[Some records]
......
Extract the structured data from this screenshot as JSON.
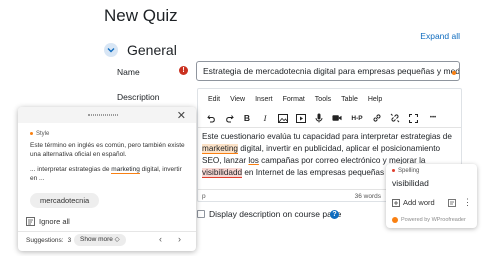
{
  "page": {
    "title": "New Quiz",
    "expand_all": "Expand all"
  },
  "section": {
    "title": "General",
    "toggle_icon": "chevron-down-icon"
  },
  "form": {
    "name_label": "Name",
    "required_icon": "exclamation-icon",
    "name_value": "Estrategia de mercadotecnia digital para empresas pequeñas y medianas",
    "description_label": "Description",
    "display_description_label": "Display description on course page",
    "help_icon": "question-icon"
  },
  "editor": {
    "menu": [
      "Edit",
      "View",
      "Insert",
      "Format",
      "Tools",
      "Table",
      "Help"
    ],
    "toolbar_icons": [
      "undo-icon",
      "redo-icon",
      "bold-icon",
      "italic-icon",
      "image-icon",
      "media-icon",
      "microphone-icon",
      "video-camera-icon",
      "h5p-icon",
      "link-icon",
      "unlink-icon",
      "fullscreen-icon",
      "more-icon"
    ],
    "toolbar_text": {
      "bold": "B",
      "italic": "I",
      "h5p": "H-P",
      "more": "•••"
    },
    "content": {
      "p1": "Este cuestionario evalúa tu capacidad para interpretar estrategias de ",
      "w1": "marketing",
      "p2": " digital, invertir en publicidad, aplicar el posicionamiento SEO, lanzar ",
      "w2": "los",
      "p3": " campañas por correo electrónico y mejorar la ",
      "w3": "visibilidadd",
      "p4": " en Internet de las empresas pequeñas y medianas."
    },
    "status_path": "p",
    "word_count": "36 words"
  },
  "spelling_popup": {
    "category": "Spelling",
    "suggestion": "visibilidad",
    "add_word": "Add word",
    "add_word_icon": "book-plus-icon",
    "ignore_icon": "ignore-icon",
    "more_icon": "kebab-icon",
    "powered_by": "Powered by WProofreader"
  },
  "style_popup": {
    "category": "Style",
    "message": "Este término en inglés es común, pero también existe una alternativa oficial en español.",
    "context_before": "... interpretar estrategias de ",
    "context_word": "marketing",
    "context_after": " digital, invertir en ...",
    "suggestion": "mercadotecnia",
    "ignore_all": "Ignore all",
    "suggestions_label": "Suggestions:",
    "suggestions_count": "3",
    "show_more": "Show more ◇"
  },
  "colors": {
    "accent": "#0f6cbf",
    "required": "#ca3120",
    "wproof_orange": "#f98012",
    "spelling_red": "#e03f2e"
  }
}
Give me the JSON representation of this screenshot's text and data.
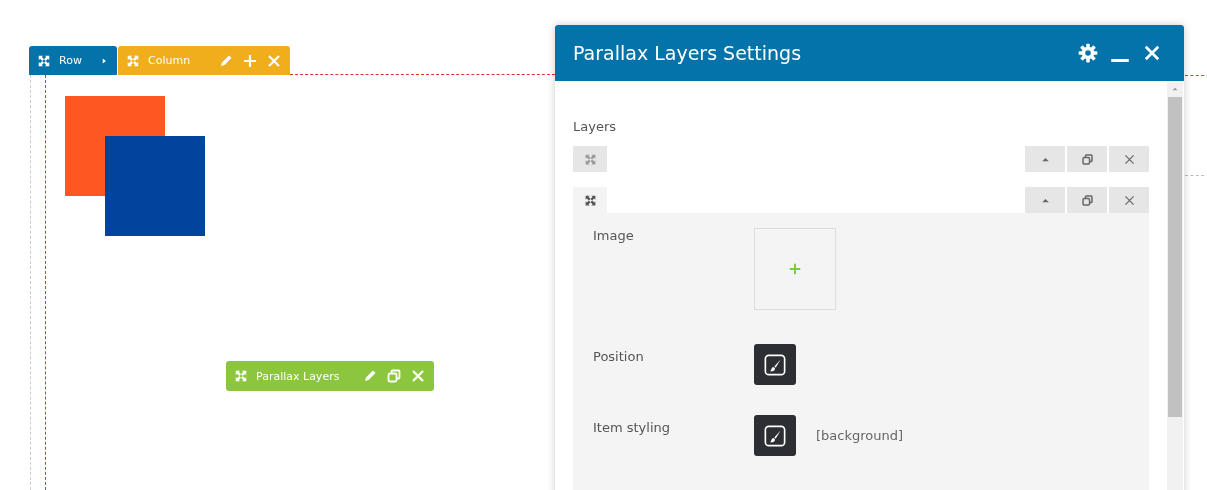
......
• Exercise requirements
Pictures in the data above should not be copied; transcribe everything else exactly.

• Task solution
Extract the structured data from this screenshot as JSON.
{
  "page": {
    "title": "New Quiz",
    "expand_all": "Expand all"
  },
  "section": {
    "title": "General",
    "toggle_icon": "chevron-down-icon"
  },
  "form": {
    "name_label": "Name",
    "required_icon": "exclamation-icon",
    "name_value": "Estrategia de mercadotecnia digital para empresas pequeñas y medianas",
    "description_label": "Description",
    "display_description_label": "Display description on course page",
    "help_icon": "question-icon"
  },
  "editor": {
    "menu": [
      "Edit",
      "View",
      "Insert",
      "Format",
      "Tools",
      "Table",
      "Help"
    ],
    "toolbar_icons": [
      "undo-icon",
      "redo-icon",
      "bold-icon",
      "italic-icon",
      "image-icon",
      "media-icon",
      "microphone-icon",
      "video-camera-icon",
      "h5p-icon",
      "link-icon",
      "unlink-icon",
      "fullscreen-icon",
      "more-icon"
    ],
    "toolbar_text": {
      "bold": "B",
      "italic": "I",
      "h5p": "H-P",
      "more": "•••"
    },
    "content": {
      "p1": "Este cuestionario evalúa tu capacidad para interpretar estrategias de ",
      "w1": "marketing",
      "p2": " digital, invertir en publicidad, aplicar el posicionamiento SEO, lanzar ",
      "w2": "los",
      "p3": " campañas por correo electrónico y mejorar la ",
      "w3": "visibilidadd",
      "p4": " en Internet de las empresas pequeñas y medianas."
    },
    "status_path": "p",
    "word_count": "36 words"
  },
  "spelling_popup": {
    "category": "Spelling",
    "suggestion": "visibilidad",
    "add_word": "Add word",
    "add_word_icon": "book-plus-icon",
    "ignore_icon": "ignore-icon",
    "more_icon": "kebab-icon",
    "powered_by": "Powered by WProofreader"
  },
  "style_popup": {
    "category": "Style",
    "message": "Este término en inglés es común, pero también existe una alternativa oficial en español.",
    "context_before": "... interpretar estrategias de ",
    "context_word": "marketing",
    "context_after": " digital, invertir en ...",
    "suggestion": "mercadotecnia",
    "ignore_all": "Ignore all",
    "suggestions_label": "Suggestions:",
    "suggestions_count": "3",
    "show_more": "Show more ◇"
  },
  "colors": {
    "accent": "#0f6cbf",
    "required": "#ca3120",
    "wproof_orange": "#f98012",
    "spelling_red": "#e03f2e"
  }
}
Give me the JSON representation of this screenshot's text and data.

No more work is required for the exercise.